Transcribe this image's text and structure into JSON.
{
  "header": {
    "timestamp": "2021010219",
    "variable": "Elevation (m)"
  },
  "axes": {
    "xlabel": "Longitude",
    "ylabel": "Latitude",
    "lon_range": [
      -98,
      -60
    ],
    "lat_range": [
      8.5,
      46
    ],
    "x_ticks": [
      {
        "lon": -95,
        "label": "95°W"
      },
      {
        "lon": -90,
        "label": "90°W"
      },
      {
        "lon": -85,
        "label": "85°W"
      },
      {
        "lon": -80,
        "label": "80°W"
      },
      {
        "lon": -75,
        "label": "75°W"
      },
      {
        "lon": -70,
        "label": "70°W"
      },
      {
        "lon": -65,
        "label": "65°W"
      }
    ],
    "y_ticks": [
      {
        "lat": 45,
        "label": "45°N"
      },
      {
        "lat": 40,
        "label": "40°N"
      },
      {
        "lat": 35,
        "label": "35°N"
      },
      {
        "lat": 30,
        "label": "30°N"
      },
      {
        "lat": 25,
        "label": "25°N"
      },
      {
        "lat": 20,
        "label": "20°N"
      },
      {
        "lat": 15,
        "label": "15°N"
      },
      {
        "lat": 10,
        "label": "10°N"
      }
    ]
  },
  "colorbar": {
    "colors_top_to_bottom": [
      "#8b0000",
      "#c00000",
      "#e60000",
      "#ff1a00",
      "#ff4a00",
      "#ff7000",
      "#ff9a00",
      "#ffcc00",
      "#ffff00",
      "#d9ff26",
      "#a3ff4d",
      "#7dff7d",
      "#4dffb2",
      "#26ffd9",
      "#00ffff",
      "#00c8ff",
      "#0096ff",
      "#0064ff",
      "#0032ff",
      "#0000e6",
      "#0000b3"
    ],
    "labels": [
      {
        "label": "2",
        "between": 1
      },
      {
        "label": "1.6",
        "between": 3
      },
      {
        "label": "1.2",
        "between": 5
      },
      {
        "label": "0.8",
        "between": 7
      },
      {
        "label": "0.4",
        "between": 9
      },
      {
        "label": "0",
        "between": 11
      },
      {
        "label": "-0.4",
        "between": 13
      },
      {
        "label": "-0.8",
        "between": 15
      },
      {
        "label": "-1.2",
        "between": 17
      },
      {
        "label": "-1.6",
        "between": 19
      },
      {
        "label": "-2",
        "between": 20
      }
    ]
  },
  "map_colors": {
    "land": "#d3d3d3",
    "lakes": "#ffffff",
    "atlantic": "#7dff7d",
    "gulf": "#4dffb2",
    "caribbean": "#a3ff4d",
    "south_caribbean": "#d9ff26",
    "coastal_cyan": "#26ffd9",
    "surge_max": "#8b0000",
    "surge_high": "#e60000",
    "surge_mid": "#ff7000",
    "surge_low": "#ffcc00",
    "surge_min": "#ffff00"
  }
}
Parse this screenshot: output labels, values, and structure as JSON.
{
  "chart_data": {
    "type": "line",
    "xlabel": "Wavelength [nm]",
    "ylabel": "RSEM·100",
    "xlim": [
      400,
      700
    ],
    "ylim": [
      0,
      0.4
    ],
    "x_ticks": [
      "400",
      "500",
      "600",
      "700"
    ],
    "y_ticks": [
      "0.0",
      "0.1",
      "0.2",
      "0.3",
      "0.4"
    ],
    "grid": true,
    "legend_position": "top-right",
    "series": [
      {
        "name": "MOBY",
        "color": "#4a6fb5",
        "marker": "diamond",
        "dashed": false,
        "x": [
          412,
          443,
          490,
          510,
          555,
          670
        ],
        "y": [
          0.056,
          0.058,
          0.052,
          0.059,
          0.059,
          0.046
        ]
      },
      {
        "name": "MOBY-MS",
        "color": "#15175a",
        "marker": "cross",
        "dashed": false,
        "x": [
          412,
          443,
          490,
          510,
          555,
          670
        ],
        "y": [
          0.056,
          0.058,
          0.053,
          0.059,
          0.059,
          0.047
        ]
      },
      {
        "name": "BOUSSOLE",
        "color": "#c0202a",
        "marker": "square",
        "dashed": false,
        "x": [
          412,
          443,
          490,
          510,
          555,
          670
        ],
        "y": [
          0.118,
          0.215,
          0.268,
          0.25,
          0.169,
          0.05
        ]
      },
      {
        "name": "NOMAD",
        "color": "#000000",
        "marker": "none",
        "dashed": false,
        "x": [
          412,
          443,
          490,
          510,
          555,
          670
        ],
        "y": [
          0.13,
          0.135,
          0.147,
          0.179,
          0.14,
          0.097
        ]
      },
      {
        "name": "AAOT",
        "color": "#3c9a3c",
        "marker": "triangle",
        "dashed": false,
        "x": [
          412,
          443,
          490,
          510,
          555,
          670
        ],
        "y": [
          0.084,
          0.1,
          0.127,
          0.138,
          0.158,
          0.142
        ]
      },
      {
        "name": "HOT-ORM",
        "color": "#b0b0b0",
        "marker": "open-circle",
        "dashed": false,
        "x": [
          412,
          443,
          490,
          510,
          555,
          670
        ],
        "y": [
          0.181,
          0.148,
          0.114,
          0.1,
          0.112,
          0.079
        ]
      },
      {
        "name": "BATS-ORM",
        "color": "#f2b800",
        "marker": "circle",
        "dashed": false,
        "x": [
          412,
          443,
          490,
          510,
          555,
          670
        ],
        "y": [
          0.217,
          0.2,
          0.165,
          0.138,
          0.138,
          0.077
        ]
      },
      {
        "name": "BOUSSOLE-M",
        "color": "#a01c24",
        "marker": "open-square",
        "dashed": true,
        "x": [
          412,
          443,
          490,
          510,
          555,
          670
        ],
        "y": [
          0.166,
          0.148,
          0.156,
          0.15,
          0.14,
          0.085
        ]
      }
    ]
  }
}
---*---
WHAT TO DO: Reproduce each entry above exactly, keeping every word.

COMPLETE ANSWER:
Transcribe this image's text and structure into JSON.
{
  "header": {
    "timestamp": "2021010219",
    "variable": "Elevation (m)"
  },
  "axes": {
    "xlabel": "Longitude",
    "ylabel": "Latitude",
    "lon_range": [
      -98,
      -60
    ],
    "lat_range": [
      8.5,
      46
    ],
    "x_ticks": [
      {
        "lon": -95,
        "label": "95°W"
      },
      {
        "lon": -90,
        "label": "90°W"
      },
      {
        "lon": -85,
        "label": "85°W"
      },
      {
        "lon": -80,
        "label": "80°W"
      },
      {
        "lon": -75,
        "label": "75°W"
      },
      {
        "lon": -70,
        "label": "70°W"
      },
      {
        "lon": -65,
        "label": "65°W"
      }
    ],
    "y_ticks": [
      {
        "lat": 45,
        "label": "45°N"
      },
      {
        "lat": 40,
        "label": "40°N"
      },
      {
        "lat": 35,
        "label": "35°N"
      },
      {
        "lat": 30,
        "label": "30°N"
      },
      {
        "lat": 25,
        "label": "25°N"
      },
      {
        "lat": 20,
        "label": "20°N"
      },
      {
        "lat": 15,
        "label": "15°N"
      },
      {
        "lat": 10,
        "label": "10°N"
      }
    ]
  },
  "colorbar": {
    "colors_top_to_bottom": [
      "#8b0000",
      "#c00000",
      "#e60000",
      "#ff1a00",
      "#ff4a00",
      "#ff7000",
      "#ff9a00",
      "#ffcc00",
      "#ffff00",
      "#d9ff26",
      "#a3ff4d",
      "#7dff7d",
      "#4dffb2",
      "#26ffd9",
      "#00ffff",
      "#00c8ff",
      "#0096ff",
      "#0064ff",
      "#0032ff",
      "#0000e6",
      "#0000b3"
    ],
    "labels": [
      {
        "label": "2",
        "between": 1
      },
      {
        "label": "1.6",
        "between": 3
      },
      {
        "label": "1.2",
        "between": 5
      },
      {
        "label": "0.8",
        "between": 7
      },
      {
        "label": "0.4",
        "between": 9
      },
      {
        "label": "0",
        "between": 11
      },
      {
        "label": "-0.4",
        "between": 13
      },
      {
        "label": "-0.8",
        "between": 15
      },
      {
        "label": "-1.2",
        "between": 17
      },
      {
        "label": "-1.6",
        "between": 19
      },
      {
        "label": "-2",
        "between": 20
      }
    ]
  },
  "map_colors": {
    "land": "#d3d3d3",
    "lakes": "#ffffff",
    "atlantic": "#7dff7d",
    "gulf": "#4dffb2",
    "caribbean": "#a3ff4d",
    "south_caribbean": "#d9ff26",
    "coastal_cyan": "#26ffd9",
    "surge_max": "#8b0000",
    "surge_high": "#e60000",
    "surge_mid": "#ff7000",
    "surge_low": "#ffcc00",
    "surge_min": "#ffff00"
  }
}
Parse this screenshot: output labels, values, and structure as JSON.
{
  "chart_data": {
    "type": "line",
    "xlabel": "Wavelength [nm]",
    "ylabel": "RSEM·100",
    "xlim": [
      400,
      700
    ],
    "ylim": [
      0,
      0.4
    ],
    "x_ticks": [
      "400",
      "500",
      "600",
      "700"
    ],
    "y_ticks": [
      "0.0",
      "0.1",
      "0.2",
      "0.3",
      "0.4"
    ],
    "grid": true,
    "legend_position": "top-right",
    "series": [
      {
        "name": "MOBY",
        "color": "#4a6fb5",
        "marker": "diamond",
        "dashed": false,
        "x": [
          412,
          443,
          490,
          510,
          555,
          670
        ],
        "y": [
          0.056,
          0.058,
          0.052,
          0.059,
          0.059,
          0.046
        ]
      },
      {
        "name": "MOBY-MS",
        "color": "#15175a",
        "marker": "cross",
        "dashed": false,
        "x": [
          412,
          443,
          490,
          510,
          555,
          670
        ],
        "y": [
          0.056,
          0.058,
          0.053,
          0.059,
          0.059,
          0.047
        ]
      },
      {
        "name": "BOUSSOLE",
        "color": "#c0202a",
        "marker": "square",
        "dashed": false,
        "x": [
          412,
          443,
          490,
          510,
          555,
          670
        ],
        "y": [
          0.118,
          0.215,
          0.268,
          0.25,
          0.169,
          0.05
        ]
      },
      {
        "name": "NOMAD",
        "color": "#000000",
        "marker": "none",
        "dashed": false,
        "x": [
          412,
          443,
          490,
          510,
          555,
          670
        ],
        "y": [
          0.13,
          0.135,
          0.147,
          0.179,
          0.14,
          0.097
        ]
      },
      {
        "name": "AAOT",
        "color": "#3c9a3c",
        "marker": "triangle",
        "dashed": false,
        "x": [
          412,
          443,
          490,
          510,
          555,
          670
        ],
        "y": [
          0.084,
          0.1,
          0.127,
          0.138,
          0.158,
          0.142
        ]
      },
      {
        "name": "HOT-ORM",
        "color": "#b0b0b0",
        "marker": "open-circle",
        "dashed": false,
        "x": [
          412,
          443,
          490,
          510,
          555,
          670
        ],
        "y": [
          0.181,
          0.148,
          0.114,
          0.1,
          0.112,
          0.079
        ]
      },
      {
        "name": "BATS-ORM",
        "color": "#f2b800",
        "marker": "circle",
        "dashed": false,
        "x": [
          412,
          443,
          490,
          510,
          555,
          670
        ],
        "y": [
          0.217,
          0.2,
          0.165,
          0.138,
          0.138,
          0.077
        ]
      },
      {
        "name": "BOUSSOLE-M",
        "color": "#a01c24",
        "marker": "open-square",
        "dashed": true,
        "x": [
          412,
          443,
          490,
          510,
          555,
          670
        ],
        "y": [
          0.166,
          0.148,
          0.156,
          0.15,
          0.14,
          0.085
        ]
      }
    ]
  }
}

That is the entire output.